**Problem to work on:** Transcribe the listing in full, excluding any pictures.

**Stored entries:**
* * * * * * * * *

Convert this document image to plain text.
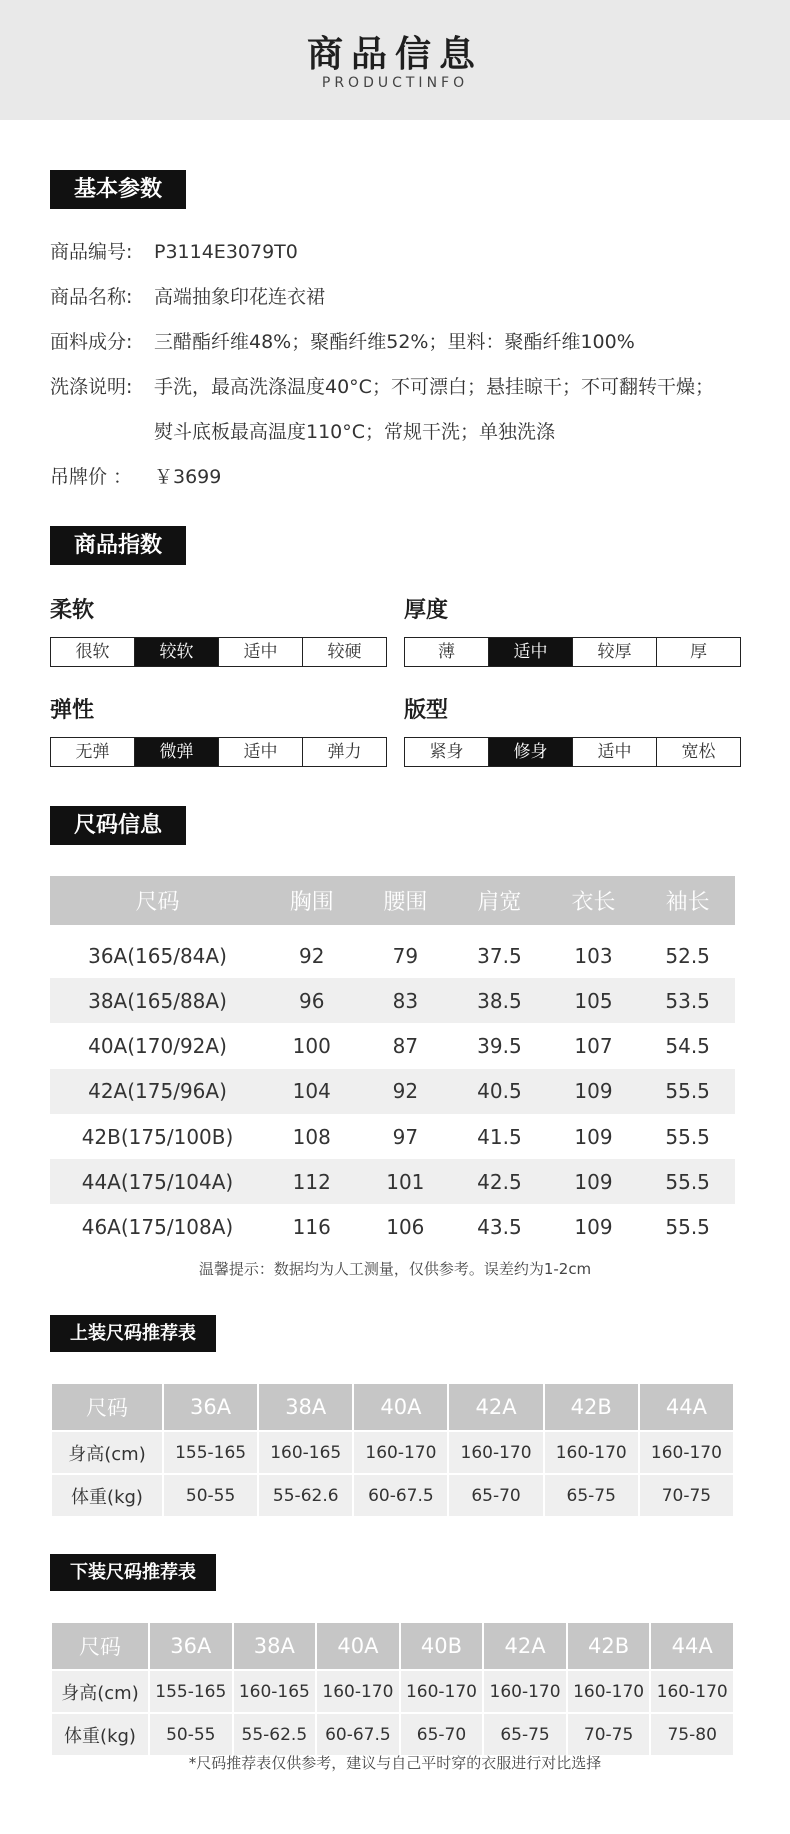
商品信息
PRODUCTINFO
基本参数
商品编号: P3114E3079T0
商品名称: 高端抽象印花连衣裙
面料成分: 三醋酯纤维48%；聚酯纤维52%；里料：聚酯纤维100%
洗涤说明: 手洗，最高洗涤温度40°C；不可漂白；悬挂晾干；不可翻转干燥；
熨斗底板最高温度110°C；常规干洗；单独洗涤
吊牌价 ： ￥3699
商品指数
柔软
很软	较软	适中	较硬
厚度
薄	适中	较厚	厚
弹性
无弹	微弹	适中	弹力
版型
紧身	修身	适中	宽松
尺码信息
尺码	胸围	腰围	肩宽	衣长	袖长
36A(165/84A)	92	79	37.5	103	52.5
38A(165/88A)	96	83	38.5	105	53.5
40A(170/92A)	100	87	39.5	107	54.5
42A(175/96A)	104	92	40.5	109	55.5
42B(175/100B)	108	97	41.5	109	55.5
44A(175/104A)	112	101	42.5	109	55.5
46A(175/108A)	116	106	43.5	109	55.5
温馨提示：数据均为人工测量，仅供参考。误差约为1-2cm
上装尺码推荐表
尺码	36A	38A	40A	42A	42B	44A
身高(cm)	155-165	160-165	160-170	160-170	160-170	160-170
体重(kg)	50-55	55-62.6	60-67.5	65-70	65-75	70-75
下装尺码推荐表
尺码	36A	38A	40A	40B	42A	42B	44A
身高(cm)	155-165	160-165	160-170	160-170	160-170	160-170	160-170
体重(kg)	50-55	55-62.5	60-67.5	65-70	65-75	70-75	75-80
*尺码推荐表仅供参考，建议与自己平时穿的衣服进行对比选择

* * * * * * * * *

**Answer for this exercise:**
Convert this document image to plain text.
商品信息
PRODUCTINFO
基本参数
商品编号: P3114E3079T0
商品名称: 高端抽象印花连衣裙
面料成分: 三醋酯纤维48%；聚酯纤维52%；里料：聚酯纤维100%
洗涤说明: 手洗，最高洗涤温度40°C；不可漂白；悬挂晾干；不可翻转干燥；
熨斗底板最高温度110°C；常规干洗；单独洗涤
吊牌价 ： ￥3699
商品指数
柔软
很软	较软	适中	较硬
厚度
薄	适中	较厚	厚
弹性
无弹	微弹	适中	弹力
版型
紧身	修身	适中	宽松
尺码信息
尺码	胸围	腰围	肩宽	衣长	袖长
36A(165/84A)	92	79	37.5	103	52.5
38A(165/88A)	96	83	38.5	105	53.5
40A(170/92A)	100	87	39.5	107	54.5
42A(175/96A)	104	92	40.5	109	55.5
42B(175/100B)	108	97	41.5	109	55.5
44A(175/104A)	112	101	42.5	109	55.5
46A(175/108A)	116	106	43.5	109	55.5
温馨提示：数据均为人工测量，仅供参考。误差约为1-2cm
上装尺码推荐表
尺码	36A	38A	40A	42A	42B	44A
身高(cm)	155-165	160-165	160-170	160-170	160-170	160-170
体重(kg)	50-55	55-62.6	60-67.5	65-70	65-75	70-75
下装尺码推荐表
尺码	36A	38A	40A	40B	42A	42B	44A
身高(cm)	155-165	160-165	160-170	160-170	160-170	160-170	160-170
体重(kg)	50-55	55-62.5	60-67.5	65-70	65-75	70-75	75-80
*尺码推荐表仅供参考，建议与自己平时穿的衣服进行对比选择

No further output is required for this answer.